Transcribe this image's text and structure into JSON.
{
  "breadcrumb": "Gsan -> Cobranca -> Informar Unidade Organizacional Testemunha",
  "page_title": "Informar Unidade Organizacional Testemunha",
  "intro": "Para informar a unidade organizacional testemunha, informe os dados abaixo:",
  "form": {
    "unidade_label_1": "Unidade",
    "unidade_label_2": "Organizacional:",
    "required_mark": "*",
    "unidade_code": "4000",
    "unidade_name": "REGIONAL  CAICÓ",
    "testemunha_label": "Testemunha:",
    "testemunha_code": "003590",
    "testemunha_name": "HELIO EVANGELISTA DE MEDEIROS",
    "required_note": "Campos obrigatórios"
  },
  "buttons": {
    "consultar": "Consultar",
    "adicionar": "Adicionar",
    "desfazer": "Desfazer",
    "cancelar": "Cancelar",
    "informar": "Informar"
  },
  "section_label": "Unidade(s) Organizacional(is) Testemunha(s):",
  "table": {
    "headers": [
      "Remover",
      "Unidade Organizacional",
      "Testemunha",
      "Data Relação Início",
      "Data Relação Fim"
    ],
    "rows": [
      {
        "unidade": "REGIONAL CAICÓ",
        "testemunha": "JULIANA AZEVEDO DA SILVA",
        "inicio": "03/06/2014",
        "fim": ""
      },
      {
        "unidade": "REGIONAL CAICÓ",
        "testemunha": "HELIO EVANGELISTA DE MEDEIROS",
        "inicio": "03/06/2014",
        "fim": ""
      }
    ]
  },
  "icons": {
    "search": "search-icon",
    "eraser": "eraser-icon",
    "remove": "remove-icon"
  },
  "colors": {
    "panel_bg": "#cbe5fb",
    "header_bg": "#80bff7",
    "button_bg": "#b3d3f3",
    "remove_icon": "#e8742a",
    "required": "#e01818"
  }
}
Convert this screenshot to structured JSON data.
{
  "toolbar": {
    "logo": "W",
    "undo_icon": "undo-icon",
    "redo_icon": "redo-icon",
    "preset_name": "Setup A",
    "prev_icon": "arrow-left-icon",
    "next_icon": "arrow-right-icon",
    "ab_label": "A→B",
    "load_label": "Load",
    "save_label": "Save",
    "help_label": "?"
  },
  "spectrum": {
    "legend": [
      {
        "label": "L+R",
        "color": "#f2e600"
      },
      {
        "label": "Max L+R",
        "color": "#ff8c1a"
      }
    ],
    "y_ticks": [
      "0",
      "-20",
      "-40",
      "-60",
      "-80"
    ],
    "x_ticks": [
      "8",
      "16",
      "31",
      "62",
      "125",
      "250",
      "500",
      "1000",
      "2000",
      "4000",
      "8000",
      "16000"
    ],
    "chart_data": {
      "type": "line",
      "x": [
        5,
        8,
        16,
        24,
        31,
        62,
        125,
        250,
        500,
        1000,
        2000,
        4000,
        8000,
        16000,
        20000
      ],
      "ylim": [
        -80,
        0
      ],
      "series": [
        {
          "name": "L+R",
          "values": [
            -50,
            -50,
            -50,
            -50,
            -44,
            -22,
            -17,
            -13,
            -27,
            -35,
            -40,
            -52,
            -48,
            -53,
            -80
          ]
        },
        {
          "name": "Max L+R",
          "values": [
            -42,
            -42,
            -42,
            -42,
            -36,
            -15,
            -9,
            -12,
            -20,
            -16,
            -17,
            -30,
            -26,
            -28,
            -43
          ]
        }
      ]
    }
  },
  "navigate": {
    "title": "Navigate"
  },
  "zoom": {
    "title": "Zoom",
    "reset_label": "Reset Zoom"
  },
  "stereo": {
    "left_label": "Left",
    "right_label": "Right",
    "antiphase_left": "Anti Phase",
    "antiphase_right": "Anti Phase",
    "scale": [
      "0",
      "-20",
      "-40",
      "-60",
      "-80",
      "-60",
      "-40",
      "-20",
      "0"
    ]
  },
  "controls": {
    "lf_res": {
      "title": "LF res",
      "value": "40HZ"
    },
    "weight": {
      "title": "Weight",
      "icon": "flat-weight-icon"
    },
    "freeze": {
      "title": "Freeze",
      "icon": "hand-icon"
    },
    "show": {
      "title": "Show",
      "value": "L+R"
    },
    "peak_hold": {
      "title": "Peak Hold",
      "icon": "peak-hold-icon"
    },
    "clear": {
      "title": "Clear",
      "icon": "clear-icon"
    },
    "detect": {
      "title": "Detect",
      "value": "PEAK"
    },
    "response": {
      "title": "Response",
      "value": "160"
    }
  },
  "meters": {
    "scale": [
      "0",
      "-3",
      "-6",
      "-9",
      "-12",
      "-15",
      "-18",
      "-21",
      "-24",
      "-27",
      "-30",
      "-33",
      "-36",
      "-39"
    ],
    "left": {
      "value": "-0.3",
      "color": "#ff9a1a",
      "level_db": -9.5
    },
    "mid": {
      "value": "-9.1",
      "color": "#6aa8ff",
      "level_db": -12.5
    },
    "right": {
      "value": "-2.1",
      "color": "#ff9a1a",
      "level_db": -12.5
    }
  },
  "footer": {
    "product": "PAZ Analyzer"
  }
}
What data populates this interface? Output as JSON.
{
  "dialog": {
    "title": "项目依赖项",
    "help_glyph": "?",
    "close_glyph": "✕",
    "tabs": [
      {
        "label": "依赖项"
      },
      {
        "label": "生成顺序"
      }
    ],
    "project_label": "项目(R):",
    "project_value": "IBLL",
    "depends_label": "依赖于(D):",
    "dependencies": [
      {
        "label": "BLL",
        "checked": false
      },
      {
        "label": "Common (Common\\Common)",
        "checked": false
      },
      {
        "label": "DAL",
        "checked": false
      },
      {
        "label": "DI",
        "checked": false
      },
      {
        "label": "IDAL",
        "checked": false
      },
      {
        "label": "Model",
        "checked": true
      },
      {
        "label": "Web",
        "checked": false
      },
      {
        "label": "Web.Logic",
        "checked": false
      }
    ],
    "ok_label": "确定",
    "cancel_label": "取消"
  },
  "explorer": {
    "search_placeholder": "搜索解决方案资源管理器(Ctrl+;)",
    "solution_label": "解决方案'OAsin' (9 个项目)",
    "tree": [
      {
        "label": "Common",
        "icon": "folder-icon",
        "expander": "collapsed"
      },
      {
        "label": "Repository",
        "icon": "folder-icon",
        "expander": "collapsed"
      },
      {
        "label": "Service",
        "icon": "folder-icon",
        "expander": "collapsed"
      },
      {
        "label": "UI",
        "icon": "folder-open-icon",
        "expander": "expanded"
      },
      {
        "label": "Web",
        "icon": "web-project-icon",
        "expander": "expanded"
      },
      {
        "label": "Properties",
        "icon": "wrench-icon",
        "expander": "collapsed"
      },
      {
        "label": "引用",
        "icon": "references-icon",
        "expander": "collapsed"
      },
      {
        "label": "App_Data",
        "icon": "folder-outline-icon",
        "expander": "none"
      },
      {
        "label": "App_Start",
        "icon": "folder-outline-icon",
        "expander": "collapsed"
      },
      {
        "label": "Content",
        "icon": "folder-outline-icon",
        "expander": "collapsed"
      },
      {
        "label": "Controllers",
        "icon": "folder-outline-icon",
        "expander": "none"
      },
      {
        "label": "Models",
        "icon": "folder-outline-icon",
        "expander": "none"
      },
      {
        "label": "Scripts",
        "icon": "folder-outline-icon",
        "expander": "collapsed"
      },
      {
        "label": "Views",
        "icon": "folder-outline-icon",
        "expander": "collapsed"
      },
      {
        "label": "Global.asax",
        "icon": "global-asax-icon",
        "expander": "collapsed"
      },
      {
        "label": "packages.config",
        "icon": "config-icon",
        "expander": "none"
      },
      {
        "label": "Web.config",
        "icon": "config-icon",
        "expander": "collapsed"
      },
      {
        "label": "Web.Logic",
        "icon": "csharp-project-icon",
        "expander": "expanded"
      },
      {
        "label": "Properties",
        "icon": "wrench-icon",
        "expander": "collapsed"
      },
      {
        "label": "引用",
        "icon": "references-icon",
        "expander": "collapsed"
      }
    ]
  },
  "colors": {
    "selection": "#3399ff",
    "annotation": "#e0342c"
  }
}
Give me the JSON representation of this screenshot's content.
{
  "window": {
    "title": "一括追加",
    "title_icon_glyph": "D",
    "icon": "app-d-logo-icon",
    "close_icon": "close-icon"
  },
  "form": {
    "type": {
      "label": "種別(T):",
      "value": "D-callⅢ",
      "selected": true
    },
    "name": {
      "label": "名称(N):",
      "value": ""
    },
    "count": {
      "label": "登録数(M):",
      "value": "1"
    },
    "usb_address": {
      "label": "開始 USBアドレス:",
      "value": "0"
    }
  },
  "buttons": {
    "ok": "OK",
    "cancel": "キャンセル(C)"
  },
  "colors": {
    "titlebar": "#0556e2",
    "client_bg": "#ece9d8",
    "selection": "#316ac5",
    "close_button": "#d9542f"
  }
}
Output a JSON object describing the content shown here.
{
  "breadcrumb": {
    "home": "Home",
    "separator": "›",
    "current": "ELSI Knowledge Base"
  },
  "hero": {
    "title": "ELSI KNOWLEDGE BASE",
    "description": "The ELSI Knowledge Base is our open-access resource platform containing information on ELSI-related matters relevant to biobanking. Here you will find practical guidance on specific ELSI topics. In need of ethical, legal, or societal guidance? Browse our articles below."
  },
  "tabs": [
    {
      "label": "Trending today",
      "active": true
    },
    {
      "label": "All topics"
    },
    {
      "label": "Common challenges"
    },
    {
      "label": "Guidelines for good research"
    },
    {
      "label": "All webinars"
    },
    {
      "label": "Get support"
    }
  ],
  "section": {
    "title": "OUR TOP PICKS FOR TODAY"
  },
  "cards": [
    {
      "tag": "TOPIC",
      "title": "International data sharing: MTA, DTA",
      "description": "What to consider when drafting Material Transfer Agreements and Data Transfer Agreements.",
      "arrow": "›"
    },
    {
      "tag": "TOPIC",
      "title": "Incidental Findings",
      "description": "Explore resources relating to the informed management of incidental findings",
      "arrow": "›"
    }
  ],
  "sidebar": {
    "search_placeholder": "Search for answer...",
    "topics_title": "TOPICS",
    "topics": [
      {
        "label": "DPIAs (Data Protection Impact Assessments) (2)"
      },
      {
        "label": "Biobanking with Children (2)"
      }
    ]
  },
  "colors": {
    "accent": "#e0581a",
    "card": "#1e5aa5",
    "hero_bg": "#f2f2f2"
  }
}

* Task
Check each line of the entries above, and show every one holding the word "this".

* Task result
Transcribe this image's text and structure into JSON.
Convert this screenshot to structured JSON data.
What data populates this interface? Output as JSON.
Give me the JSON representation of this screenshot's content.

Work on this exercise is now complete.